#### [Tarea a realizar]
Indica cuándo llegó a Ecuador quien narra el texto proporcionado.

#### [Texto proporcionado]
A MI CUÑADA LOLITA le detectaron cáncer rectal hace tres años. Desde entonces su peregrinaje con esta enfermedad fue de subidas y bajadas, de esperanzas y desesperanzas. Sus hijos, familiares y amigos la acompañamos con cariño, atenciones y oraciones. Entre operaciones, medicinas y quimioterapias, pasó el tiempo que inexorablemente nos trajo la certeza de que todos los esfuerzos para salvar su vida habían sido en vano.
En los días previos a la Navidad del 2016, llegué a Ecuador. Me di cuenta de que estas fiestas tendrían un tono diferente a los otros años pues estarían marcadas por sentimientos de alegría y dolor: la alegría de saber que la teníamos todavía, y el dolor de la certeza que sería la última Navidad con ella.

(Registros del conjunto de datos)

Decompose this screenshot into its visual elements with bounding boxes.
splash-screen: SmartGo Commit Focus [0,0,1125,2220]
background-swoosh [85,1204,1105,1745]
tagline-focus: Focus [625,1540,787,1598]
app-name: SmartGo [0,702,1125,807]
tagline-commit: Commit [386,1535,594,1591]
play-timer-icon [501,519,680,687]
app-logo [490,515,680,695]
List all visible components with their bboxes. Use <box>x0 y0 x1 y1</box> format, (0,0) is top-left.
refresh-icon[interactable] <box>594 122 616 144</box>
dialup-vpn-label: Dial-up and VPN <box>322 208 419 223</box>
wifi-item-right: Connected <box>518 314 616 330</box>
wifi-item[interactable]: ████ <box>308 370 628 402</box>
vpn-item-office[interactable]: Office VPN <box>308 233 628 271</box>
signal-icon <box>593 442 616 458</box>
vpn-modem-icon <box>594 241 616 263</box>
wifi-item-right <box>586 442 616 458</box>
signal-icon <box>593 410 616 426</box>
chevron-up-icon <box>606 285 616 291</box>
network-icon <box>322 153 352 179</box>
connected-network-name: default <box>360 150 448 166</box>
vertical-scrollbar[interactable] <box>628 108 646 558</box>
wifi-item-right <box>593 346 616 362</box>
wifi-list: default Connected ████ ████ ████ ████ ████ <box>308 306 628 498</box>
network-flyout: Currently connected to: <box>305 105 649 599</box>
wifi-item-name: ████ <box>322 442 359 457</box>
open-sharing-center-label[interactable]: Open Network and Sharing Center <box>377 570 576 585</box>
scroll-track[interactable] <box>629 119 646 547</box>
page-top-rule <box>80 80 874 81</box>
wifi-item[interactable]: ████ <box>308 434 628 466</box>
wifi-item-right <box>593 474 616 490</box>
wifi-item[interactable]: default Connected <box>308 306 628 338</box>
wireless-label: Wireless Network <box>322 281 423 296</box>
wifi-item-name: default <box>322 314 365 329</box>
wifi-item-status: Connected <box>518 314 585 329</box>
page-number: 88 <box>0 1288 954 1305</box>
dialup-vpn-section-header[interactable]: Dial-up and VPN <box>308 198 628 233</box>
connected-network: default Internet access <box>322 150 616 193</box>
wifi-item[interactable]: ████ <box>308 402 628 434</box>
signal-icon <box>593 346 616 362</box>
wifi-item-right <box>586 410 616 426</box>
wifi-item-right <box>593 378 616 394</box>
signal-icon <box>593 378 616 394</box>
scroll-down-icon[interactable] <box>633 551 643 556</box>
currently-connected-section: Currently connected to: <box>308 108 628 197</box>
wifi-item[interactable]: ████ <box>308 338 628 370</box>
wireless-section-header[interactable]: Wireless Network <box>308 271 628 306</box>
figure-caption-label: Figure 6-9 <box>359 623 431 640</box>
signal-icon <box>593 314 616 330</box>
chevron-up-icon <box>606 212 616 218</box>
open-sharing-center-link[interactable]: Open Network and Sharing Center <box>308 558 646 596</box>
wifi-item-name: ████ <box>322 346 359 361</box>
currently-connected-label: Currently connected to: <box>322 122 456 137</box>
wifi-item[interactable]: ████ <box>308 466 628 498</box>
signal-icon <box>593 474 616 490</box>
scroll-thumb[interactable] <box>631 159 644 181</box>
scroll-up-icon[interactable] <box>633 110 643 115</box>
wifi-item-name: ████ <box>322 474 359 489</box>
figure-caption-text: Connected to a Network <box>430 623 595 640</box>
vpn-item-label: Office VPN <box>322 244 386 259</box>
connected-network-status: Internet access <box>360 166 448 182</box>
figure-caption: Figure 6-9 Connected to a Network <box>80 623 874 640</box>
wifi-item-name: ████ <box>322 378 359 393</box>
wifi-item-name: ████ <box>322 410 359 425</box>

#### [Ejercicio resuelto]
En los días previos a la Navidad del 2016.